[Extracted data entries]
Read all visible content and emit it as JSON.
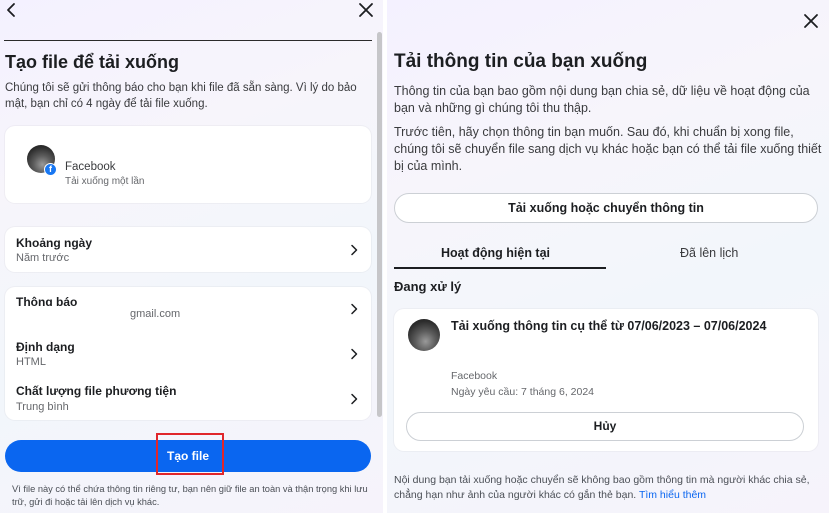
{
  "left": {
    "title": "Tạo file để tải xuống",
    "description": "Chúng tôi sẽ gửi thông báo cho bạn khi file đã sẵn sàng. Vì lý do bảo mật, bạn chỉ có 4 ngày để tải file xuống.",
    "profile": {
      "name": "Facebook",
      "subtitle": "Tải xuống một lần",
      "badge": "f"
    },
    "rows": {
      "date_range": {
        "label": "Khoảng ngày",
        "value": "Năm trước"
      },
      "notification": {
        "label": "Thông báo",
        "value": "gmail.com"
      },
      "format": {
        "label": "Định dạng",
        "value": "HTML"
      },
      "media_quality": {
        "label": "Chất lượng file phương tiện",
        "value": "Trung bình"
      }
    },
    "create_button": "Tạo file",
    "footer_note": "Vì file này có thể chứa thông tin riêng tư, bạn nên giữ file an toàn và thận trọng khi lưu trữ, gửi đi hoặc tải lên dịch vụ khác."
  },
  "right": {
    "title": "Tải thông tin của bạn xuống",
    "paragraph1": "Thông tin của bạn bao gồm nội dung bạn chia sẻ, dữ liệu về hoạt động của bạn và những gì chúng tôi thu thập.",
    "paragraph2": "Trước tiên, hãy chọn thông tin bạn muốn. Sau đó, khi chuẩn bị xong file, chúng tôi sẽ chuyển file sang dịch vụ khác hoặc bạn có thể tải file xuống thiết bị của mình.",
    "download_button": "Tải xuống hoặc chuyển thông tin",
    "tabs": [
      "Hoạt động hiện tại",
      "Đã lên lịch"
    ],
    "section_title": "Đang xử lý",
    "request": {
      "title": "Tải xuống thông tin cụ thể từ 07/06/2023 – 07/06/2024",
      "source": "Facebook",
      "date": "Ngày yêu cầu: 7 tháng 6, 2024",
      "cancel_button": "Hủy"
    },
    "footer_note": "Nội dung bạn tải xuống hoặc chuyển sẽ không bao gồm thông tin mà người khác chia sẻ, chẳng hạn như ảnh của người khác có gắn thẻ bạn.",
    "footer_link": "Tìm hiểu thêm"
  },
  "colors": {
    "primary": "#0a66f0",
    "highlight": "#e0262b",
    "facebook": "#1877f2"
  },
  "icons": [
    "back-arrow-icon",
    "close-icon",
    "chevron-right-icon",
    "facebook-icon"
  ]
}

Short problem:
Leave out the pictures and return every record word for word.

Answer for this exercise:
Read all visible content and emit it as JSON.
{
  "left": {
    "title": "Tạo file để tải xuống",
    "description": "Chúng tôi sẽ gửi thông báo cho bạn khi file đã sẵn sàng. Vì lý do bảo mật, bạn chỉ có 4 ngày để tải file xuống.",
    "profile": {
      "name": "Facebook",
      "subtitle": "Tải xuống một lần",
      "badge": "f"
    },
    "rows": {
      "date_range": {
        "label": "Khoảng ngày",
        "value": "Năm trước"
      },
      "notification": {
        "label": "Thông báo",
        "value": "gmail.com"
      },
      "format": {
        "label": "Định dạng",
        "value": "HTML"
      },
      "media_quality": {
        "label": "Chất lượng file phương tiện",
        "value": "Trung bình"
      }
    },
    "create_button": "Tạo file",
    "footer_note": "Vì file này có thể chứa thông tin riêng tư, bạn nên giữ file an toàn và thận trọng khi lưu trữ, gửi đi hoặc tải lên dịch vụ khác."
  },
  "right": {
    "title": "Tải thông tin của bạn xuống",
    "paragraph1": "Thông tin của bạn bao gồm nội dung bạn chia sẻ, dữ liệu về hoạt động của bạn và những gì chúng tôi thu thập.",
    "paragraph2": "Trước tiên, hãy chọn thông tin bạn muốn. Sau đó, khi chuẩn bị xong file, chúng tôi sẽ chuyển file sang dịch vụ khác hoặc bạn có thể tải file xuống thiết bị của mình.",
    "download_button": "Tải xuống hoặc chuyển thông tin",
    "tabs": [
      "Hoạt động hiện tại",
      "Đã lên lịch"
    ],
    "section_title": "Đang xử lý",
    "request": {
      "title": "Tải xuống thông tin cụ thể từ 07/06/2023 – 07/06/2024",
      "source": "Facebook",
      "date": "Ngày yêu cầu: 7 tháng 6, 2024",
      "cancel_button": "Hủy"
    },
    "footer_note": "Nội dung bạn tải xuống hoặc chuyển sẽ không bao gồm thông tin mà người khác chia sẻ, chẳng hạn như ảnh của người khác có gắn thẻ bạn.",
    "footer_link": "Tìm hiểu thêm"
  },
  "colors": {
    "primary": "#0a66f0",
    "highlight": "#e0262b",
    "facebook": "#1877f2"
  },
  "icons": [
    "back-arrow-icon",
    "close-icon",
    "chevron-right-icon",
    "facebook-icon"
  ]
}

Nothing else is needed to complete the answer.